PASSAGE TO READ:
((
We should note that, just as at the beginning of the parable, the father is silent, which shows that even now, he is leaving his son free, and his love for his son is expressed, not in his words, but in his action of speaking to the servants and calling for a great feast. The Holy Fathers have seen in this feast and image of the Holy and Divine Liturgy, through which we, who are prodigals in so many ways, can return with peace and with joy to the house of the Father and participate in his very life. But in order to do this, we must freely come to that banquet, we must recognize that we are prodigal sons, and in that recognition, in that repentance which takes place in our heart, we will draw closer to God.

This is the opposite of what took place with the elder son who was angry because of the way the father was treating the wayward son. The older son does not realize that he himself is a prodigal son, even though he physically remained all this time with his father.  But his heart is darkened to this reality and, unlike the younger son, he is angry and will not go in. And this show that, even though he never left the father’s house, the older son was never really there. He cannot go into his father’s house to rejoice over the return of his own brother, and even justifies himself before the father by boasting about what he perceives to be his own faithfulness and virtue. He says to the Father, “I have never transgressed your commandment” but his actions reveal that he is not humble and that, in fact, he has transgressed his Father commandment, not by doing anything wrong, but by not receiving the father’s love and by not seeing that this love extends to both of his sons equally. And so the hell inside his heart is greater than the hell that the younger son endured in the foreign land.
))
WHAT IS REQUIRED: Continue the passage above on the parable of the prodigal son, picking up right after its final sentence.

RECORD EXCERPTS:
((
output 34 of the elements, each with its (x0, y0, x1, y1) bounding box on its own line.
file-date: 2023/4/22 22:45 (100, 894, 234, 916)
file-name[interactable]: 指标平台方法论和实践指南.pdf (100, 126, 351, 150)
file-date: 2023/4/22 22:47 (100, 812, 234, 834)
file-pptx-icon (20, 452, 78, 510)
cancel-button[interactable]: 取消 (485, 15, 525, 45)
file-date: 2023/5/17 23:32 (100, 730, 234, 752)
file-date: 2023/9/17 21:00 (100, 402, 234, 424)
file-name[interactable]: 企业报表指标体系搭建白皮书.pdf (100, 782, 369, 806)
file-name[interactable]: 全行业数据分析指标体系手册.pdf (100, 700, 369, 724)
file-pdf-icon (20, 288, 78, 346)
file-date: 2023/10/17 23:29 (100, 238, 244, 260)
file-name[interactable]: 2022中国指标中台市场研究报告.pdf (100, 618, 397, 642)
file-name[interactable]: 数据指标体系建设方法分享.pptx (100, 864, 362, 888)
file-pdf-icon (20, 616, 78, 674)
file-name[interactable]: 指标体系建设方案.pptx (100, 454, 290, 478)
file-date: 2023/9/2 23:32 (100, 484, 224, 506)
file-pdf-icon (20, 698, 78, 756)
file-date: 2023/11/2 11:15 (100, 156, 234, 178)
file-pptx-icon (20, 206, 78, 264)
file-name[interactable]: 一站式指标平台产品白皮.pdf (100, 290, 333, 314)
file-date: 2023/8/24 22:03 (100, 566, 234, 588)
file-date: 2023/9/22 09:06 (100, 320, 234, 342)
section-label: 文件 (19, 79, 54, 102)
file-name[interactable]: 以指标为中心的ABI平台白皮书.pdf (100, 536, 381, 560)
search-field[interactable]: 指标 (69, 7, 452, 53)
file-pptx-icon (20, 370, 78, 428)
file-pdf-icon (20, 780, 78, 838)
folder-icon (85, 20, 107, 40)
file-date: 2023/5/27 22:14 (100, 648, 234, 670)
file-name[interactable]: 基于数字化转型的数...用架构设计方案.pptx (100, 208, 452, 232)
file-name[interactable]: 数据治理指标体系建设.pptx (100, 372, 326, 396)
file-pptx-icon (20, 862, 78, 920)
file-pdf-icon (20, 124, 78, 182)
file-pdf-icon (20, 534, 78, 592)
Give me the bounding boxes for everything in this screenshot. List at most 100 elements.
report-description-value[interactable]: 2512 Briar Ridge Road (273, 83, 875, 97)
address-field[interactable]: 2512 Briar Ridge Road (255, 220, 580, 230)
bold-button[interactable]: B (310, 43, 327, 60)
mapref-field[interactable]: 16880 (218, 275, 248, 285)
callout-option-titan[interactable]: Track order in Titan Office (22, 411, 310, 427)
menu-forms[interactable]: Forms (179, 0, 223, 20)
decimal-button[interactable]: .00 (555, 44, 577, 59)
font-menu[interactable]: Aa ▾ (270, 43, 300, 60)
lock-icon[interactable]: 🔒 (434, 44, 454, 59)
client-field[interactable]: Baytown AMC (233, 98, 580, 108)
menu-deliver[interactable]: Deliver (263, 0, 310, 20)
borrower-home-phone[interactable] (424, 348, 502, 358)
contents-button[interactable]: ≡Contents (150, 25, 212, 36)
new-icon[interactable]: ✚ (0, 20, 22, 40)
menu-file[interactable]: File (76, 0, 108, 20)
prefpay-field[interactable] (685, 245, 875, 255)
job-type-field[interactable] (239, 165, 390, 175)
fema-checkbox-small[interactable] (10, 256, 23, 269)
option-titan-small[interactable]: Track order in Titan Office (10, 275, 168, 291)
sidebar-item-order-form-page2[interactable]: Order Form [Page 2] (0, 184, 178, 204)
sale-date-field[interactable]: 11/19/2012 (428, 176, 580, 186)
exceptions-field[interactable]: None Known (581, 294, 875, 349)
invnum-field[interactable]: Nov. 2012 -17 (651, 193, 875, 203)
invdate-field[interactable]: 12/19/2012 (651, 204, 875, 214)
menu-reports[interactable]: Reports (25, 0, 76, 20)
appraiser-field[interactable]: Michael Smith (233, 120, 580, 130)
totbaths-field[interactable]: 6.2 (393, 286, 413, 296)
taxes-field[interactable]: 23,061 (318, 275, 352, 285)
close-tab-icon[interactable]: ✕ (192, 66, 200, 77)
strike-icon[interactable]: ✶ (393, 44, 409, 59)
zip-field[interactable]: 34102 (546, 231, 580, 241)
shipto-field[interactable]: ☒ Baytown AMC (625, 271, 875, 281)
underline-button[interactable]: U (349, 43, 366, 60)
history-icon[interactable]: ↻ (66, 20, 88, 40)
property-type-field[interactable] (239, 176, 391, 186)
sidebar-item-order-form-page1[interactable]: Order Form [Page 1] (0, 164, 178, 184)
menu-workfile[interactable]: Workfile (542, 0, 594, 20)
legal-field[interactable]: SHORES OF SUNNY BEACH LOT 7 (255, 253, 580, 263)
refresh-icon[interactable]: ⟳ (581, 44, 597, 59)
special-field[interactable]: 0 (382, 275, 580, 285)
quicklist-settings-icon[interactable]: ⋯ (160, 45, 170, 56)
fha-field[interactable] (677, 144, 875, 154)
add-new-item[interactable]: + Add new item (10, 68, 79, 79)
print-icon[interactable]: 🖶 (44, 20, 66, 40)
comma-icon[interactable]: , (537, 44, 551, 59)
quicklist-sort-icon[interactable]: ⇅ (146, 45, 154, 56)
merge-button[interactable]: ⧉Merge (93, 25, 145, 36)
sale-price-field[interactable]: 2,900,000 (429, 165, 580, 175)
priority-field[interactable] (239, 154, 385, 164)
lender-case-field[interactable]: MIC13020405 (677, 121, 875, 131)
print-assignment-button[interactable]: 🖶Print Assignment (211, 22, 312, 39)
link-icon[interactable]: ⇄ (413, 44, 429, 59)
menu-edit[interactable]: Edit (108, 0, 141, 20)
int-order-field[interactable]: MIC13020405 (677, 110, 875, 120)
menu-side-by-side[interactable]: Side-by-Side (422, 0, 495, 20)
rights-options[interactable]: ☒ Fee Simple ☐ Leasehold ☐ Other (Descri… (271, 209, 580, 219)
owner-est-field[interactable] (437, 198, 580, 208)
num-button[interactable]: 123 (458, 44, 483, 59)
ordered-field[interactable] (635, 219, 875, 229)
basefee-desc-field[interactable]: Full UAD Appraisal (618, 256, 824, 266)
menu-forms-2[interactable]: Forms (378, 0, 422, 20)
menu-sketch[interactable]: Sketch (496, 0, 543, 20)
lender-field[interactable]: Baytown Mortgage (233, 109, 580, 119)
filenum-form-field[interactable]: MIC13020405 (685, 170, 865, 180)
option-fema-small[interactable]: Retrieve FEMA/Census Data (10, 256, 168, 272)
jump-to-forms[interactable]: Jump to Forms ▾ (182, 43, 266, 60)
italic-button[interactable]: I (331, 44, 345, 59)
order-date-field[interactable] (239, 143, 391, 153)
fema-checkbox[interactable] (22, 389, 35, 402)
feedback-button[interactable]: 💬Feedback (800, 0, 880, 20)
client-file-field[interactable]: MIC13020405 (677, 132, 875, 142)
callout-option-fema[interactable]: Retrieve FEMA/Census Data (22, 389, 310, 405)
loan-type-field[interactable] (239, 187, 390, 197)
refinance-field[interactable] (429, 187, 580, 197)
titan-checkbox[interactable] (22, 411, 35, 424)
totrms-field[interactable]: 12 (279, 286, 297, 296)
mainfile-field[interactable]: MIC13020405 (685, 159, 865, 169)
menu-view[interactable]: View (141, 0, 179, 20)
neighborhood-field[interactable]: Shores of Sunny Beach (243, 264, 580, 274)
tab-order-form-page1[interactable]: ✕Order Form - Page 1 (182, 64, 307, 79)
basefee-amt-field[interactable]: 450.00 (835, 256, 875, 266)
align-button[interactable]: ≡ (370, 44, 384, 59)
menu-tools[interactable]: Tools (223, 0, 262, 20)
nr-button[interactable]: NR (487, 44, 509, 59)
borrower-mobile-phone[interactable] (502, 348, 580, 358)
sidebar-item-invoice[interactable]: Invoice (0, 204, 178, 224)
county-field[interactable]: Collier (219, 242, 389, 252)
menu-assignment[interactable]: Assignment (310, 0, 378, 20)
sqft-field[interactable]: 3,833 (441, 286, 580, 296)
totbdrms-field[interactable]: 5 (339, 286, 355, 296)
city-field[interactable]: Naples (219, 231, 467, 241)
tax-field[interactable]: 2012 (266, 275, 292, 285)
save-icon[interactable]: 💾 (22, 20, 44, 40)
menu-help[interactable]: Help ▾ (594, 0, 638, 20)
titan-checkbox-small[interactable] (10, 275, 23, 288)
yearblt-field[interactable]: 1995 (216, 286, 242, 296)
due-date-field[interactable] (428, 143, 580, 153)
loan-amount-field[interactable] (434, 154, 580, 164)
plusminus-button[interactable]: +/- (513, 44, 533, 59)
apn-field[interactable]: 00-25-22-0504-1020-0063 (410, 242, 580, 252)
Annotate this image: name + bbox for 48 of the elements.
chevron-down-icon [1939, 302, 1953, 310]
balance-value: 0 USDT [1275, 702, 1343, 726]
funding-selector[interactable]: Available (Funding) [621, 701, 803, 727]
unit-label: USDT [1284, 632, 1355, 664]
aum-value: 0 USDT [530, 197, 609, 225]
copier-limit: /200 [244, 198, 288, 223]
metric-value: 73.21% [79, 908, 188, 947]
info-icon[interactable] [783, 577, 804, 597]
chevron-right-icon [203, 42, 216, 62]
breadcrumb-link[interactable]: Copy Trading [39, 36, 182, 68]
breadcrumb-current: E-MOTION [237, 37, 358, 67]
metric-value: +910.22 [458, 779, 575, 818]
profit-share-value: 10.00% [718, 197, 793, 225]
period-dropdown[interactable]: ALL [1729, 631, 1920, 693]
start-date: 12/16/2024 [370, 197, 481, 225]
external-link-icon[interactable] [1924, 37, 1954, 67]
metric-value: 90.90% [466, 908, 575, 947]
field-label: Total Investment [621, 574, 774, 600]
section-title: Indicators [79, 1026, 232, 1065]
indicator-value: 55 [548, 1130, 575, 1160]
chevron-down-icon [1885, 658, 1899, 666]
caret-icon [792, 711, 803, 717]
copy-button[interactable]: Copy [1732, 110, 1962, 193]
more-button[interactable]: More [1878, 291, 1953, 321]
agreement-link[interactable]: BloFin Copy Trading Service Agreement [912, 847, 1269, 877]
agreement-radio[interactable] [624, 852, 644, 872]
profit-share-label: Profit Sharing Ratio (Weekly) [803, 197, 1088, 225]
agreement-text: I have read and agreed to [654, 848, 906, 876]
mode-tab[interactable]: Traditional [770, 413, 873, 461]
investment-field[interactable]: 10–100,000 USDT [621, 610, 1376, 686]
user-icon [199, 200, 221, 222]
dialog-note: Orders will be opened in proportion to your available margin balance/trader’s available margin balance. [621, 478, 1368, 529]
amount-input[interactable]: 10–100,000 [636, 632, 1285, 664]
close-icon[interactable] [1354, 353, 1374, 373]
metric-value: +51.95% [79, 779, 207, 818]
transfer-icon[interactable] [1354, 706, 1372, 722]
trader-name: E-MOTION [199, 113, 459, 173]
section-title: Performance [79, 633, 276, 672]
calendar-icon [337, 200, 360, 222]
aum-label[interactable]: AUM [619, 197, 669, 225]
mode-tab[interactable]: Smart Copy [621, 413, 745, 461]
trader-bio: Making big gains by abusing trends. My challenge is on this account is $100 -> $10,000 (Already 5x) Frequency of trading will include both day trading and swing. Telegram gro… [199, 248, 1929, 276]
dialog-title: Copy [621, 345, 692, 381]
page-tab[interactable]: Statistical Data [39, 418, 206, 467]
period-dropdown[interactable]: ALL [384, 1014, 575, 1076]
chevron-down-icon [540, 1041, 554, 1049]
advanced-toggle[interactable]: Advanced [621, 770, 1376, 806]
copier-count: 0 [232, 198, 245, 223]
))
EXPECTED OUTPUT:
So, dear brothers and sisters in Christ, let us learn from today’s parable, but let us not only learn, but let us be moved by it. For we are all prodigals who, in one way or another, have wasted the great gifts that our Lord has given us.  We have wasted them, but our Lord has not cast us off for that reason; we have wasted them, and our own actions, and thoughts, and passions, have led us to a far away land of darkness and emptiness. And yet, in spite of this, our Heavenly Father continues to love us and his great love protects us, and draws us back to him. If we remain in our passions and our sins, in our laziness and in our judgment of others, then we will also remain, by our own choice and not by God’s punishment, in that land of darkness and emptiness. But if we, like the prodigal son, come to our senses, if we offer sincere and humble repentance which is reflected in the life that we lead, then we will partake of the banquet of immortality, we will truly be united with Christ, and he will continue to offer us his precious Body and Blood, which, as we pray in the liturgy, is divided yet not disunited, which sanctifies all those who partake thereof.

May this gift be our by the grace and mercy of our Lord and Savior Jesus Christ, who is glorified with His eternal Father and the most holy, good and life-giving Spirit, both now and ever and unto ages of ages. Amen.